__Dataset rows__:
───
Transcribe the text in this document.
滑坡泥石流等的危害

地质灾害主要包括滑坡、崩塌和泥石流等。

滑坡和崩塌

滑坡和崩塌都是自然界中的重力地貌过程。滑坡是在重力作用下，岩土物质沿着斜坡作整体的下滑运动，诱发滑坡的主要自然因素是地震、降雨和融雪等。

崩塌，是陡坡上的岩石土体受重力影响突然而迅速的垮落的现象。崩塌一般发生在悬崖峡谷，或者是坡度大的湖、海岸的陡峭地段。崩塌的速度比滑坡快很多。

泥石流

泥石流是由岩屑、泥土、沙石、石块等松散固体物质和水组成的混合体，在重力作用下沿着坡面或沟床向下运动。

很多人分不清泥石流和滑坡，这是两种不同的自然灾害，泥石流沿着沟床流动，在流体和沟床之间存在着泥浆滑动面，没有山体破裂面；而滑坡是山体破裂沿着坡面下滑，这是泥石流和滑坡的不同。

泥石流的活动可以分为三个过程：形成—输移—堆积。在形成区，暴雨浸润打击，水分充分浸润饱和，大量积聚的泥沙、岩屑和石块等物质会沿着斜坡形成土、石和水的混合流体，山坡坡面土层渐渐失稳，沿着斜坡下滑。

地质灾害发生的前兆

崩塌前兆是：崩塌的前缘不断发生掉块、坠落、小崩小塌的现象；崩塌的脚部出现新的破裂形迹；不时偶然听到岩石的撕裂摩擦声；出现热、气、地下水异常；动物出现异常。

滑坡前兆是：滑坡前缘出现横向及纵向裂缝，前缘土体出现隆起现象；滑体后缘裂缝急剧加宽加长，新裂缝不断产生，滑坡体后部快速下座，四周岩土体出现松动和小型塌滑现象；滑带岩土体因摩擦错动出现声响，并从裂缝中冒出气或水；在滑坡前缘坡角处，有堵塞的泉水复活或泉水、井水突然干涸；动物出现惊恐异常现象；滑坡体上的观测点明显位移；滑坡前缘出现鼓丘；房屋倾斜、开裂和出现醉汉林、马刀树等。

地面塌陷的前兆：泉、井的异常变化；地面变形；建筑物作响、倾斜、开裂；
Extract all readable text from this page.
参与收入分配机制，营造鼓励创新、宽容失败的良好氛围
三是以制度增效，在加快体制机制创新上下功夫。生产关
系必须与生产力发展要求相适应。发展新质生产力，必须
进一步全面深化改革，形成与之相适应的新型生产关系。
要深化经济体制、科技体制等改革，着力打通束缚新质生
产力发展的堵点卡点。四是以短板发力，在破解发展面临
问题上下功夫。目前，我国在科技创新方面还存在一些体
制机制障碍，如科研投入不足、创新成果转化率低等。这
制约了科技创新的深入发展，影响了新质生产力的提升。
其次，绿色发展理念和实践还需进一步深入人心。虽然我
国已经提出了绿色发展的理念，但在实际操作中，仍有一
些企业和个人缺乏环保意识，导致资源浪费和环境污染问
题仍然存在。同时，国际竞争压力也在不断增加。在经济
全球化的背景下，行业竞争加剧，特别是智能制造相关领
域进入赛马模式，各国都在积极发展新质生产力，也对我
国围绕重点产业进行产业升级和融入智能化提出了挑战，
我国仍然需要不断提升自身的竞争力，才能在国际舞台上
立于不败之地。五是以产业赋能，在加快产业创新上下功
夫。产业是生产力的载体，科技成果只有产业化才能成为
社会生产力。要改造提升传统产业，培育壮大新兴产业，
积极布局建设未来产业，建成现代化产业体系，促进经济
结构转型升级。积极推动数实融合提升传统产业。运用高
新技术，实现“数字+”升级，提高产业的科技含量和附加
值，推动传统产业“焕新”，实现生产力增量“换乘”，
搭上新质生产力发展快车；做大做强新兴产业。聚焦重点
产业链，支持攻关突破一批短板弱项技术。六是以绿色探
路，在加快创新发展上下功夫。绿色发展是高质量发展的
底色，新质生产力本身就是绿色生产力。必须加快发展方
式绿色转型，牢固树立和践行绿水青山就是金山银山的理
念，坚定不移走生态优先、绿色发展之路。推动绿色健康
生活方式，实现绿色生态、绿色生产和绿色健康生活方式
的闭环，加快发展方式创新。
───
__Task requirements__: Copy out each record from above, exactly.

__Final result__:
Transcribe the text in this document.
滑坡泥石流等的危害

地质灾害主要包括滑坡、崩塌和泥石流等。

滑坡和崩塌

滑坡和崩塌都是自然界中的重力地貌过程。滑坡是在重力作用下，岩土物质沿着斜坡作整体的下滑运动，诱发滑坡的主要自然因素是地震、降雨和融雪等。

崩塌，是陡坡上的岩石土体受重力影响突然而迅速的垮落的现象。崩塌一般发生在悬崖峡谷，或者是坡度大的湖、海岸的陡峭地段。崩塌的速度比滑坡快很多。

泥石流

泥石流是由岩屑、泥土、沙石、石块等松散固体物质和水组成的混合体，在重力作用下沿着坡面或沟床向下运动。

很多人分不清泥石流和滑坡，这是两种不同的自然灾害，泥石流沿着沟床流动，在流体和沟床之间存在着泥浆滑动面，没有山体破裂面；而滑坡是山体破裂沿着坡面下滑，这是泥石流和滑坡的不同。

泥石流的活动可以分为三个过程：形成—输移—堆积。在形成区，暴雨浸润打击，水分充分浸润饱和，大量积聚的泥沙、岩屑和石块等物质会沿着斜坡形成土、石和水的混合流体，山坡坡面土层渐渐失稳，沿着斜坡下滑。

地质灾害发生的前兆

崩塌前兆是：崩塌的前缘不断发生掉块、坠落、小崩小塌的现象；崩塌的脚部出现新的破裂形迹；不时偶然听到岩石的撕裂摩擦声；出现热、气、地下水异常；动物出现异常。

滑坡前兆是：滑坡前缘出现横向及纵向裂缝，前缘土体出现隆起现象；滑体后缘裂缝急剧加宽加长，新裂缝不断产生，滑坡体后部快速下座，四周岩土体出现松动和小型塌滑现象；滑带岩土体因摩擦错动出现声响，并从裂缝中冒出气或水；在滑坡前缘坡角处，有堵塞的泉水复活或泉水、井水突然干涸；动物出现惊恐异常现象；滑坡体上的观测点明显位移；滑坡前缘出现鼓丘；房屋倾斜、开裂和出现醉汉林、马刀树等。

地面塌陷的前兆：泉、井的异常变化；地面变形；建筑物作响、倾斜、开裂；
Extract all readable text from this page.
参与收入分配机制，营造鼓励创新、宽容失败的良好氛围
三是以制度增效，在加快体制机制创新上下功夫。生产关
系必须与生产力发展要求相适应。发展新质生产力，必须
进一步全面深化改革，形成与之相适应的新型生产关系。
要深化经济体制、科技体制等改革，着力打通束缚新质生
产力发展的堵点卡点。四是以短板发力，在破解发展面临
问题上下功夫。目前，我国在科技创新方面还存在一些体
制机制障碍，如科研投入不足、创新成果转化率低等。这
制约了科技创新的深入发展，影响了新质生产力的提升。
其次，绿色发展理念和实践还需进一步深入人心。虽然我
国已经提出了绿色发展的理念，但在实际操作中，仍有一
些企业和个人缺乏环保意识，导致资源浪费和环境污染问
题仍然存在。同时，国际竞争压力也在不断增加。在经济
全球化的背景下，行业竞争加剧，特别是智能制造相关领
域进入赛马模式，各国都在积极发展新质生产力，也对我
国围绕重点产业进行产业升级和融入智能化提出了挑战，
我国仍然需要不断提升自身的竞争力，才能在国际舞台上
立于不败之地。五是以产业赋能，在加快产业创新上下功
夫。产业是生产力的载体，科技成果只有产业化才能成为
社会生产力。要改造提升传统产业，培育壮大新兴产业，
积极布局建设未来产业，建成现代化产业体系，促进经济
结构转型升级。积极推动数实融合提升传统产业。运用高
新技术，实现“数字+”升级，提高产业的科技含量和附加
值，推动传统产业“焕新”，实现生产力增量“换乘”，
搭上新质生产力发展快车；做大做强新兴产业。聚焦重点
产业链，支持攻关突破一批短板弱项技术。六是以绿色探
路，在加快创新发展上下功夫。绿色发展是高质量发展的
底色，新质生产力本身就是绿色生产力。必须加快发展方
式绿色转型，牢固树立和践行绿水青山就是金山银山的理
念，坚定不移走生态优先、绿色发展之路。推动绿色健康
生活方式，实现绿色生态、绿色生产和绿色健康生活方式
的闭环，加快发展方式创新。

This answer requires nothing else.